TASK TO CARRY OUT » Copy whichever lines contain the string "ylabel".

Excerpts from a figure dataset:
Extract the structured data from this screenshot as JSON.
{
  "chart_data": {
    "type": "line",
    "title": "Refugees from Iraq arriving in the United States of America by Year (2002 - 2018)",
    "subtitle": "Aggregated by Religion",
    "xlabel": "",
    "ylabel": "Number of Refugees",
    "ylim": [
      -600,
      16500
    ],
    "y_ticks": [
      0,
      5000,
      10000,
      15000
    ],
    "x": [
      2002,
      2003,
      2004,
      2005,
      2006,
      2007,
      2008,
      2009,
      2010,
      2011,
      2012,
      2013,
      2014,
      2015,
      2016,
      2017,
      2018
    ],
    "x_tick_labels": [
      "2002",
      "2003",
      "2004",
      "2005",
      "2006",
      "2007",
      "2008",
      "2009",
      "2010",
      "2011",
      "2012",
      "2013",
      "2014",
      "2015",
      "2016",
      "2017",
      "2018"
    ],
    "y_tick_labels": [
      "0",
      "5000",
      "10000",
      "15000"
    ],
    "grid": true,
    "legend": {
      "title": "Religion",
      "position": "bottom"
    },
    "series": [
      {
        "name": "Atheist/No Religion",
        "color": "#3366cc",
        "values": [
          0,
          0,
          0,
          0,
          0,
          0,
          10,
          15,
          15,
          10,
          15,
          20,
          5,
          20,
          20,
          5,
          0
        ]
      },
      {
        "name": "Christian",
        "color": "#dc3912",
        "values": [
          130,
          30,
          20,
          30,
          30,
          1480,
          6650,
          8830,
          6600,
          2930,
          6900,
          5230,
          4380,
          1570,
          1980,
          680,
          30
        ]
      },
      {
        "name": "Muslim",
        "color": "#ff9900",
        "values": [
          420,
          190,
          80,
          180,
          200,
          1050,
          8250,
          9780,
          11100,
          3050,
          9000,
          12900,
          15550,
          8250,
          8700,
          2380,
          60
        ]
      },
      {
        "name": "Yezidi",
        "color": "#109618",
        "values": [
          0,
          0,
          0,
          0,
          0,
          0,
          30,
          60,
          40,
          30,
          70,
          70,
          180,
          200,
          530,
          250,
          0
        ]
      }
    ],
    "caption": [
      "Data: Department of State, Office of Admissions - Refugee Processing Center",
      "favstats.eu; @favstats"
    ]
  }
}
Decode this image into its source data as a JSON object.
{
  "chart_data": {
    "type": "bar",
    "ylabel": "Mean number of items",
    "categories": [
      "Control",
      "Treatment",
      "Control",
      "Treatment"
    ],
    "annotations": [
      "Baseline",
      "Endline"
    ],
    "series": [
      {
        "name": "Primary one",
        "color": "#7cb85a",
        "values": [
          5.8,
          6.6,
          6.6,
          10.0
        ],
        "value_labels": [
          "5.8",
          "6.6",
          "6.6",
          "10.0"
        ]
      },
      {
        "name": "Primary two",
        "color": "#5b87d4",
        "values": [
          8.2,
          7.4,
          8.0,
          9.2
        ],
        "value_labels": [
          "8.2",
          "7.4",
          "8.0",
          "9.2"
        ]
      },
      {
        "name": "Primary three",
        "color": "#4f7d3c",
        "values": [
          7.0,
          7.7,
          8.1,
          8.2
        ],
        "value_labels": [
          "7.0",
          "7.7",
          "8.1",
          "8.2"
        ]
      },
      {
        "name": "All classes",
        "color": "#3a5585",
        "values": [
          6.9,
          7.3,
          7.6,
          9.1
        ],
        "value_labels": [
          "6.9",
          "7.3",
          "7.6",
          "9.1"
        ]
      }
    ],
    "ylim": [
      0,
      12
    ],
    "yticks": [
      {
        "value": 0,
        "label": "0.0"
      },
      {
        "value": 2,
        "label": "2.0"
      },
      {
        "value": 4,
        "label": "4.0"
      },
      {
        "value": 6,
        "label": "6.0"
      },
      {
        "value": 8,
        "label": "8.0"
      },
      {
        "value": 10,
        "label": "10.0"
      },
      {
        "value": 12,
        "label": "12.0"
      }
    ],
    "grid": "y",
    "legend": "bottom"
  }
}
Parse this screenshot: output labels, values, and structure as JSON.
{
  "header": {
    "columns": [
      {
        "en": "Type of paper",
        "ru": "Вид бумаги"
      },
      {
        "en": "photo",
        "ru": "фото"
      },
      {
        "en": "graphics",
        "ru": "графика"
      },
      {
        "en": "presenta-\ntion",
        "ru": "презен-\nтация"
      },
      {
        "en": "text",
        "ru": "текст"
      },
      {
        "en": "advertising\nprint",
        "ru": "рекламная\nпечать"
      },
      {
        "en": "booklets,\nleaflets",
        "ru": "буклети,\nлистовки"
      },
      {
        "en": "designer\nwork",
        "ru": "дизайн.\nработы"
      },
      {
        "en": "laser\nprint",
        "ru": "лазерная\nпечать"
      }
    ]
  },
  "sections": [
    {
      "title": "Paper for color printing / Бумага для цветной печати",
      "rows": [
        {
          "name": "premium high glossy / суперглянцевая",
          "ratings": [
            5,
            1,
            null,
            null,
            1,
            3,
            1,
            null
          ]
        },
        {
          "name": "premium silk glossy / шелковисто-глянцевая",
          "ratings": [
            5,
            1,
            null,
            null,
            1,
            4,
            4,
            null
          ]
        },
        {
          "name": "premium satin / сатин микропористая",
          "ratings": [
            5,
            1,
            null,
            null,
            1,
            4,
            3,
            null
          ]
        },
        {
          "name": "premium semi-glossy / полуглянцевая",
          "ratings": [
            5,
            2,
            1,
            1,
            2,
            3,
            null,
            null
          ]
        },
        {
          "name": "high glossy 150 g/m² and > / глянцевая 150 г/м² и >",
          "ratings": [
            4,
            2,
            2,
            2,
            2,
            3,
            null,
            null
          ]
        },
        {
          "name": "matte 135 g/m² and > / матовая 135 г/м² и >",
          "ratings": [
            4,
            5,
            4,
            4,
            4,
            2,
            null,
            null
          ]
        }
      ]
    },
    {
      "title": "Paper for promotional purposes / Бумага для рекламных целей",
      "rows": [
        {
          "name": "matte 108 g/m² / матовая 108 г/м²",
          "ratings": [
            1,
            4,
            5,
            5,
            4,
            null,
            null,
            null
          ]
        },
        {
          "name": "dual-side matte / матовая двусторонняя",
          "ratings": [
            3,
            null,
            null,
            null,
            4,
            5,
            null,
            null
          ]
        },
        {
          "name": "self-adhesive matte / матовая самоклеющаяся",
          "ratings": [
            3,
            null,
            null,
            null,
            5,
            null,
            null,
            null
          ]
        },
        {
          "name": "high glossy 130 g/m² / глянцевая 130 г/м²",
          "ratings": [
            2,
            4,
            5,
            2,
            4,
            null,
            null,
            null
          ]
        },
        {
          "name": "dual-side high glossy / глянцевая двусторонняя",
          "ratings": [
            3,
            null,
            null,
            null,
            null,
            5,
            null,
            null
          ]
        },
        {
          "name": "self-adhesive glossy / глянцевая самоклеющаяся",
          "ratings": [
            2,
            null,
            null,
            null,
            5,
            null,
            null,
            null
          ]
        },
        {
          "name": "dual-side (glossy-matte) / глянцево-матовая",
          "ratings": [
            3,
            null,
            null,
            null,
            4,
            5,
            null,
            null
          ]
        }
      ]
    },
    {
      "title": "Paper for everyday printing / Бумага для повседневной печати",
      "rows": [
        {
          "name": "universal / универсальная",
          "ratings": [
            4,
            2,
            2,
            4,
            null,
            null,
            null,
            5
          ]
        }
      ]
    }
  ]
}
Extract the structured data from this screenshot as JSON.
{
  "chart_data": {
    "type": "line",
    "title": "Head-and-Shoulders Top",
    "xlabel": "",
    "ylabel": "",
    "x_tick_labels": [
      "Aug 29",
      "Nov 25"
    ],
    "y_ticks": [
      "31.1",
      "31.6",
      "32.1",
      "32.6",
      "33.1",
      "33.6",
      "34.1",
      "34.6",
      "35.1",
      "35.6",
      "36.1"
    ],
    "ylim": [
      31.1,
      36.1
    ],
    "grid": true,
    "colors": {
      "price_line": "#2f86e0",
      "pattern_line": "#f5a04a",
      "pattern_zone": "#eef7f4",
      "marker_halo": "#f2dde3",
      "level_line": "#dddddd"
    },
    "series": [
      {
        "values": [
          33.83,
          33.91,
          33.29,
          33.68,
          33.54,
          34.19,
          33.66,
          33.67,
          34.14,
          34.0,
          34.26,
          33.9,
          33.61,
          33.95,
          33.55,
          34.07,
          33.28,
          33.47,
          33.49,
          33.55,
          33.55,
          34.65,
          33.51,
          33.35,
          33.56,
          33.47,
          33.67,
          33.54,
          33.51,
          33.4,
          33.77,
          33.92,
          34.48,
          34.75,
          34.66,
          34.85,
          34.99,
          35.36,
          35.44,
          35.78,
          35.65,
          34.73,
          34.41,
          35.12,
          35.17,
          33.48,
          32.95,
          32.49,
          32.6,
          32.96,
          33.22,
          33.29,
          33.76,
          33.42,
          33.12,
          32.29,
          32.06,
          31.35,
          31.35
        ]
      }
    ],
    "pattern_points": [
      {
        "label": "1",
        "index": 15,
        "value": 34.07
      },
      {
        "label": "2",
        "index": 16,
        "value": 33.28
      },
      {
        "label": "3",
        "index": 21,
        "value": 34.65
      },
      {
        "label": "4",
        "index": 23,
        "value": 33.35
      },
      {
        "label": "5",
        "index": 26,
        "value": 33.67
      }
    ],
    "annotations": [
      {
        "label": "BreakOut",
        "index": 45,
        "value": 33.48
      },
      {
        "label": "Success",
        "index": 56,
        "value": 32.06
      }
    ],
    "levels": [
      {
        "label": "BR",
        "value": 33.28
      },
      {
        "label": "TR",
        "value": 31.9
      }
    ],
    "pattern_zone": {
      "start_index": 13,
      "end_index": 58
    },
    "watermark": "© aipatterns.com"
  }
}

EXERCISE OUTPUT »
    "ylabel": "Number of Refugees",
    "ylabel": "Mean number of items",
    "ylabel": "",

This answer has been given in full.